* _Extract to read_
Press Release

DBRS Confirms Honeywell International Inc. at A and R-1 (low)

Industrials
July 28, 2011

DBRS has today confirmed the Senior Unsecured Debt rating of Honeywell International Inc. (Honeywell or the Company) at “A” with a Stable trend. The Commercial Paper ratings of Honeywell and its subsidiaries have also been confirmed at R-1 (low) with Stable trends. The rating actions recognize that the Company has fully recovered from the deep recession with credit metrics back to pre-recession levels. Moreover, the Company is well positioned in its key business segments to benefit from global growth especially in emerging markets.

The Company performed better than most industry peers during the recent recession due to the solid market position of its key businesses, the diversity of its products and geographies and ongoing focus to improve its operating leverage and cash generation. The Company’s growing presence in emerging markets is also a key contributor of its above average performance during the past recession. In 2010, sales at most business segments reported year-over-year improvement with Aerospace the only laggard with a slight decline. More encouragingly, market conditions were trending in the right direction through the year with Q4 2010 sales reported solid gains on a year-over-year basis in all business segments. This positive momentum carried through to H1 2011. Honeywell’s ongoing efforts to improve productivity and operating processes boosted solid gains in margins. Moreover, Honeywell’s focus on cash generation has resulted in a stronger balance sheet as it emerged from the recession and all debt coverage ratios recovered to pre-recession levels.

Near term, global GDP growth is expected to continue to strengthen especially in emerging economies such as China and India. With a healthy backlog and a strong new product pipeline in most business segments, the Company expects to grow faster than the respective regional market growth rate. The Company has targeted overall revenue growth in 2011 in the range of between 12% to 14% with all business segments to report year-over-year increases and segmented profit to rise between 16% to 19% (15% in H1 2011). However, the Company does face some headwinds in growing operating profit. Fiscal problems at the U.S. government are expected to impact defence spending and the desire to reduce the budget deficit could lead to a larger than anticipated reduction in defence spending. Secondly, inflationary pressure is building especially in commodity prices which adds to cost pressure.

* _Instruction_
According to the press release, which business segment was the only one to report a sales decline in 2010?

* _Record excerpts_
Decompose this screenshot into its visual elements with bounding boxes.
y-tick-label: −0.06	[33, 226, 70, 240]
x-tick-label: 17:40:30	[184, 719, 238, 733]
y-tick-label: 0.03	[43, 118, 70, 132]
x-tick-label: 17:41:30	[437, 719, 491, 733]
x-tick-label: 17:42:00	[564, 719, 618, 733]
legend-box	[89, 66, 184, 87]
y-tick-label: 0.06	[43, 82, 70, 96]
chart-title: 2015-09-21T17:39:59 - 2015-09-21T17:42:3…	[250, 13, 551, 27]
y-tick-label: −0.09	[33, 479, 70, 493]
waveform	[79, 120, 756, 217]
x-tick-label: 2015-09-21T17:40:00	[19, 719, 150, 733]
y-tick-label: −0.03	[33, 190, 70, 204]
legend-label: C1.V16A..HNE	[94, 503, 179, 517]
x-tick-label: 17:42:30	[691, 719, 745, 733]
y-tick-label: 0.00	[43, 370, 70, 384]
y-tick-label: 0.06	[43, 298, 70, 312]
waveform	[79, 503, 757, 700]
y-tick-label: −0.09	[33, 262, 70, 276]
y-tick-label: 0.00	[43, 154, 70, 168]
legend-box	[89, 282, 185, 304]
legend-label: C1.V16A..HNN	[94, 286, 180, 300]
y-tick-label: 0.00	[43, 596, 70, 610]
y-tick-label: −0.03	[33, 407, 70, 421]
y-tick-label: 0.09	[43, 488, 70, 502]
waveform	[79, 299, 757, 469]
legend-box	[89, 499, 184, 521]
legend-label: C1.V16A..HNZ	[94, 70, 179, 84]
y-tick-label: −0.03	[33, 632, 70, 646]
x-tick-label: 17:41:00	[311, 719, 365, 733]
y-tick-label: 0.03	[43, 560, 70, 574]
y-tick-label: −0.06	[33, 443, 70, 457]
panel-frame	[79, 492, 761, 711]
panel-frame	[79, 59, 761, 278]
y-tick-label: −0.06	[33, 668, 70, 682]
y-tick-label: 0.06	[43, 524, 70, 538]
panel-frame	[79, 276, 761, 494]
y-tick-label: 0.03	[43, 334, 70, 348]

* _Full output_
Aerospace